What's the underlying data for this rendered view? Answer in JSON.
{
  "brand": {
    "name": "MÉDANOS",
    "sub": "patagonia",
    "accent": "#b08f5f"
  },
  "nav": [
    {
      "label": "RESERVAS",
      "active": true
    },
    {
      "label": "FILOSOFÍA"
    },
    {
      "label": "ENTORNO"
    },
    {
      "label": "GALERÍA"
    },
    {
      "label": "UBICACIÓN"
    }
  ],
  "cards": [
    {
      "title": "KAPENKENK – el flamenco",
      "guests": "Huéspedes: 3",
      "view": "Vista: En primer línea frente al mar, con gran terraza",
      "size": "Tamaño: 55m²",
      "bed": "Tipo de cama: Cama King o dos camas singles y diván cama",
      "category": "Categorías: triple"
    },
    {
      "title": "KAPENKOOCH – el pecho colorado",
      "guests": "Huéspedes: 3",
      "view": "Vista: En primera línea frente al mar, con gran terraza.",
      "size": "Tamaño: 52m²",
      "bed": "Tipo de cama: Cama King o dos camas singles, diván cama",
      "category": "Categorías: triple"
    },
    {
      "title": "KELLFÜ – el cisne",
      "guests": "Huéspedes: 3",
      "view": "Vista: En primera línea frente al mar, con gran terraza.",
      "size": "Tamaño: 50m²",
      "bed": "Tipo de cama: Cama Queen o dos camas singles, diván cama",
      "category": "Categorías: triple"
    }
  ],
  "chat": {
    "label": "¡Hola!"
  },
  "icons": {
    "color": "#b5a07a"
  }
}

> What is needed
Every entry must be retyped in full, exactly as given.

> Solved exercise
What's the underlying data for this rendered view? Answer in JSON.
{
  "brand": {
    "name": "MÉDANOS",
    "sub": "patagonia",
    "accent": "#b08f5f"
  },
  "nav": [
    {
      "label": "RESERVAS",
      "active": true
    },
    {
      "label": "FILOSOFÍA"
    },
    {
      "label": "ENTORNO"
    },
    {
      "label": "GALERÍA"
    },
    {
      "label": "UBICACIÓN"
    }
  ],
  "cards": [
    {
      "title": "KAPENKENK – el flamenco",
      "guests": "Huéspedes: 3",
      "view": "Vista: En primer línea frente al mar, con gran terraza",
      "size": "Tamaño: 55m²",
      "bed": "Tipo de cama: Cama King o dos camas singles y diván cama",
      "category": "Categorías: triple"
    },
    {
      "title": "KAPENKOOCH – el pecho colorado",
      "guests": "Huéspedes: 3",
      "view": "Vista: En primera línea frente al mar, con gran terraza.",
      "size": "Tamaño: 52m²",
      "bed": "Tipo de cama: Cama King o dos camas singles, diván cama",
      "category": "Categorías: triple"
    },
    {
      "title": "KELLFÜ – el cisne",
      "guests": "Huéspedes: 3",
      "view": "Vista: En primera línea frente al mar, con gran terraza.",
      "size": "Tamaño: 50m²",
      "bed": "Tipo de cama: Cama Queen o dos camas singles, diván cama",
      "category": "Categorías: triple"
    }
  ],
  "chat": {
    "label": "¡Hola!"
  },
  "icons": {
    "color": "#b5a07a"
  }
}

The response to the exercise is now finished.